PAGE:

•••••

Reputation: 1335
Basically what the title says, I have a vector of character strings and for each element I want to extract everything between the first and third period. E.g.
s <- c("random.0.0.word.1.0", "different.0.02.words.15.6", "different.0.1.words.4.2")
The result should be:
"0.0" "0.02" "0.1"
I have tried adapting code from here and here but failed. Any advice much appreciated!
Upvotes: 2
Views: 501
Reputation: 47340
Here's a way with unglue, which some might find less intimidating :
library(unglue)
s <- c("random.0.0.word.1.0", "different.0.02.words.15.6", "different.0.1.words.4.2")
unglue_vec(s, "{=[^.]+}.{x}.{=[^.]+}.{=[^.]+}.{=[^.]+}")
#> [1] "0.0" "0.02" "0.1"
Created on 2020-01-16 by the reprex package (v0.3.0)
The subpatterns [^.]+
are sequences of "non dots", not named (nothing on the lhs of =
) because we don't want to extract them.
Upvotes: 1
Reputation: 389175
We can use sub
to capture as little as possible between 1st and 3rd period.

•••••

REQUIRED TASKS:
1. List every character string in the vector `s` that the forum thread on extracting text between periods defines.
2. Extend the forum thread on extracting text between periods, starting after its last sentence.

•••••

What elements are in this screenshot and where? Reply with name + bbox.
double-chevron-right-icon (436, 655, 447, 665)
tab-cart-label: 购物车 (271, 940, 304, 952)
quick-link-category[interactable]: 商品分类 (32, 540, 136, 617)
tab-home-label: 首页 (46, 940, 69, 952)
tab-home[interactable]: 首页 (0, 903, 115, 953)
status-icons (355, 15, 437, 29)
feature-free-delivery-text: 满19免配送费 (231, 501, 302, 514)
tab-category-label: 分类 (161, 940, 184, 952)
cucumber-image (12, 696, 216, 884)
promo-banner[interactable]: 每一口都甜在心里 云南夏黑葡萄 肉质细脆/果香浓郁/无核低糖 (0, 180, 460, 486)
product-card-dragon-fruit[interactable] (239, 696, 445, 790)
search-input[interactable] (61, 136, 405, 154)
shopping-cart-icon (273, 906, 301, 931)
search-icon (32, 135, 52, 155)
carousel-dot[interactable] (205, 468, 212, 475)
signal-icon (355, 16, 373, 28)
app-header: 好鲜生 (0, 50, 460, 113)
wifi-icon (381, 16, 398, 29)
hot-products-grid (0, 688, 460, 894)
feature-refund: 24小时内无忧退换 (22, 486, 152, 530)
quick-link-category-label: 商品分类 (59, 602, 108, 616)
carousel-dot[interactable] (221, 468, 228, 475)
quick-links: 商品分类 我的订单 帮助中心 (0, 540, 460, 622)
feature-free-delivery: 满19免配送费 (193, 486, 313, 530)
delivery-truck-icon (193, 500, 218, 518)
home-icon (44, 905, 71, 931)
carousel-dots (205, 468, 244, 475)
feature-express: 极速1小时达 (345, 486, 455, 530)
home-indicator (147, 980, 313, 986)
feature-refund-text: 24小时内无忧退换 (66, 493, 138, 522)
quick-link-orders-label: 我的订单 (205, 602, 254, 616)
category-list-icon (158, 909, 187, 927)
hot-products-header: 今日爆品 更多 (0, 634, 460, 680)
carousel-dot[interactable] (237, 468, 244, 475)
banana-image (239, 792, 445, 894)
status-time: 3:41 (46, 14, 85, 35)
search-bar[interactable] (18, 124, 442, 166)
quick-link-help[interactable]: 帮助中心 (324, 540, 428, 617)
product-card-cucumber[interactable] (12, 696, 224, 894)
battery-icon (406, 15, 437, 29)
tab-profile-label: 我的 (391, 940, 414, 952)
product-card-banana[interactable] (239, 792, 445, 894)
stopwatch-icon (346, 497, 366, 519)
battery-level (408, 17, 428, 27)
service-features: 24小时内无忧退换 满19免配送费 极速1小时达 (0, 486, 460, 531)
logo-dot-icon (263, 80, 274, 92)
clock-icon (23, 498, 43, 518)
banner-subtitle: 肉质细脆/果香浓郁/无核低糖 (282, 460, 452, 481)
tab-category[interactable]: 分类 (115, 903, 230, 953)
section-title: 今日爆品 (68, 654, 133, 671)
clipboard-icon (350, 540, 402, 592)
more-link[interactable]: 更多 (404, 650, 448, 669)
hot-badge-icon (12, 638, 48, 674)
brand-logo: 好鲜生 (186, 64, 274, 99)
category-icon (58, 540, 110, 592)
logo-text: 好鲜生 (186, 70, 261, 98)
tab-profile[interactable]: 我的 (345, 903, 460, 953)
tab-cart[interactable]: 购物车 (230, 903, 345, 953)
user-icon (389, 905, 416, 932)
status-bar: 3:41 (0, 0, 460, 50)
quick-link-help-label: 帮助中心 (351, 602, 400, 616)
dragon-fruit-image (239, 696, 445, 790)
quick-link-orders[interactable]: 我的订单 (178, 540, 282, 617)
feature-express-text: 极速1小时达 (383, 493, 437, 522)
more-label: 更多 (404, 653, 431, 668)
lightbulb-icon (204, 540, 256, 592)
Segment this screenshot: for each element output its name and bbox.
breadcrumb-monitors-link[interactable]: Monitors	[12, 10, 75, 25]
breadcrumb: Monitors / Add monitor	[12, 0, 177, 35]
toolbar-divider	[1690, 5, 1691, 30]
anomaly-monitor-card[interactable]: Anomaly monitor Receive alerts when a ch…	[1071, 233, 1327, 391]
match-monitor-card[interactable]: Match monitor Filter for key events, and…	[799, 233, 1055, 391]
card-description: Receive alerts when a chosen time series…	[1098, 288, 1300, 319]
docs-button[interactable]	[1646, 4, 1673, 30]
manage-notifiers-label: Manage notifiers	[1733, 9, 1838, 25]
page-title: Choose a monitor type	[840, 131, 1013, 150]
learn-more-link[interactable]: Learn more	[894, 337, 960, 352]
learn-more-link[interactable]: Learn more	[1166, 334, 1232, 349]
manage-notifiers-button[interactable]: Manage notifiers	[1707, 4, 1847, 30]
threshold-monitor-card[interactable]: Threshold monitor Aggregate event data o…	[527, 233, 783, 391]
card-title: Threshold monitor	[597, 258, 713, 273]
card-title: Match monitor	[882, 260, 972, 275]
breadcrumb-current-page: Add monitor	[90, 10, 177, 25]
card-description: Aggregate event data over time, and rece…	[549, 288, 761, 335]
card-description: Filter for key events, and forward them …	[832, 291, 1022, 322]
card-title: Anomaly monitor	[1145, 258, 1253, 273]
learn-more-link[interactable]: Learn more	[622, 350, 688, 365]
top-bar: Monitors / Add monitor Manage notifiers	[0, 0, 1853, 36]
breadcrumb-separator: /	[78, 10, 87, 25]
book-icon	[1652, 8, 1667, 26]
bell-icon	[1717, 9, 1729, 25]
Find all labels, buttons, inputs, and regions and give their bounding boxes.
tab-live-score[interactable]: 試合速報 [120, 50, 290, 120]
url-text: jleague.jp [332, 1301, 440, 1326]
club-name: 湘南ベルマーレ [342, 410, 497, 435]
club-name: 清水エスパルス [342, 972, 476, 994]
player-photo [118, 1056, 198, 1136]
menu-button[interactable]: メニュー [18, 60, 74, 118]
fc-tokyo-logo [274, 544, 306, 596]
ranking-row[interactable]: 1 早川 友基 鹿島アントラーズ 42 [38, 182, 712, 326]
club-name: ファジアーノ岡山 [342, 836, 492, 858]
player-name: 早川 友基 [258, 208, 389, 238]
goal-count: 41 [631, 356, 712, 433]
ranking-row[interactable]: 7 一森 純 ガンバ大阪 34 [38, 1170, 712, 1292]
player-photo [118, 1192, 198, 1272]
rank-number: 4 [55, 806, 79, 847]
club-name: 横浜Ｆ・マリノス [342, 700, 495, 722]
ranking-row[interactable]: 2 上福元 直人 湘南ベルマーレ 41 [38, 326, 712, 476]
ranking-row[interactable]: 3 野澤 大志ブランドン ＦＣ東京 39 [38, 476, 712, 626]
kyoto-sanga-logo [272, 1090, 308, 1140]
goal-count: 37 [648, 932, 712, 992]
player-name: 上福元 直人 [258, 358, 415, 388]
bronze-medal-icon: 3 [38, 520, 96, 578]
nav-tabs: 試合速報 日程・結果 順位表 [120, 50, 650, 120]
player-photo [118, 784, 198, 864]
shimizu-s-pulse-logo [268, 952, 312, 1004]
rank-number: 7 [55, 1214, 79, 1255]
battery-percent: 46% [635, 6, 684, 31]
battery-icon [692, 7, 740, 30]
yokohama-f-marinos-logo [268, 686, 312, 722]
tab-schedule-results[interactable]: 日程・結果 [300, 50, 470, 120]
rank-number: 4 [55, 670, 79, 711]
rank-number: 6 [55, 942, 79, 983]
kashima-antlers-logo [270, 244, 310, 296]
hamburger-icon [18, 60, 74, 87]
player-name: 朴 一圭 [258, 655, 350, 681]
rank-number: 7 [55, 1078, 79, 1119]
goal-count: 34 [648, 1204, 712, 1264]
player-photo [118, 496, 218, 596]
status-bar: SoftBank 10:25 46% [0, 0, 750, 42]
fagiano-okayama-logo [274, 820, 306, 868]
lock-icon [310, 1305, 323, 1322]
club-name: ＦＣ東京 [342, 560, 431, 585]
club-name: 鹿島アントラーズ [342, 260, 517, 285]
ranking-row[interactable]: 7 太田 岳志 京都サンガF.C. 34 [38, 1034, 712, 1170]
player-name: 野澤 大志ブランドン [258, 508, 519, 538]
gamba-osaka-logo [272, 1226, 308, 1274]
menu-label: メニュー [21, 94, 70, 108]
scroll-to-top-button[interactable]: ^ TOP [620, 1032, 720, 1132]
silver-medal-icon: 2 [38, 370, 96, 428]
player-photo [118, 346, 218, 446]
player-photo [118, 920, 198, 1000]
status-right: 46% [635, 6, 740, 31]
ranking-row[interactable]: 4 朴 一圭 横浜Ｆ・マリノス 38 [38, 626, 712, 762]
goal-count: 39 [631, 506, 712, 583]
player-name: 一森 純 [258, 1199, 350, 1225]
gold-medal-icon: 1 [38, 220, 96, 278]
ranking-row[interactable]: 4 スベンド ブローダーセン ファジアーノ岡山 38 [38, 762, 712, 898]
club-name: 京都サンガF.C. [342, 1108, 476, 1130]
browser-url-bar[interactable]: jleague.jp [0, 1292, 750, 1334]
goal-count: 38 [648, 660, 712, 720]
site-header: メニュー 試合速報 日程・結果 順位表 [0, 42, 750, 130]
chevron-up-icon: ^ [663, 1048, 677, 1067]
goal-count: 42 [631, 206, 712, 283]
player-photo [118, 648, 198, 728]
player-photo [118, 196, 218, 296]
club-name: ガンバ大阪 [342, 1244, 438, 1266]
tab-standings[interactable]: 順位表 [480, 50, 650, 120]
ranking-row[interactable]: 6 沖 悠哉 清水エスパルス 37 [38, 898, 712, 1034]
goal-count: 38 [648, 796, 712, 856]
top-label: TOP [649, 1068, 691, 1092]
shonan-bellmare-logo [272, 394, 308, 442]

•••••

RESPONSES BY TASK:
1. "random.0.0.word.1.0", "different.0.02.words.15.6", "different.0.1.words.4.2"

2.
sub(".*?\\.(.*?\\..*?)\\..*", "\\1", s)
#[1] "0.0" "0.02" "0.1"
Upvotes: 1
Reputation: 887571
We can capture as a group by matching characters not a .
([^.]+
) from the start (^
) of the string, followed by a dot (\\.
) and then capture all the characters between the first and the third dot, in the replacement use the backreference (\\1
) of the captured group ((...)
)
sub("^[^.]+\\.([^.]+\\.[^.]+)\\..*", "\\1", s)
#[1] "0.0" "0.02" "0.1"
Or it can be also done with substr
after getting the position of the dots
lst1 <- gregexpr('.', s, fixed = TRUE)
substring(s, sapply(lst1, `[`, 1) + 1, sapply(lst1, `[`, 3) - 1)
#[1] "0.0" "0.02" "0.1"
Upvotes: 2
Reputation: 60160
An alternative way to do this, without using any fancy regex features, is just to split on .
and then grab the bits we need:
library(stringr)
library(purrr)
str_split(s, "\\.") %>%
map_chr(~ paste0(.[2:3], collapse = "."))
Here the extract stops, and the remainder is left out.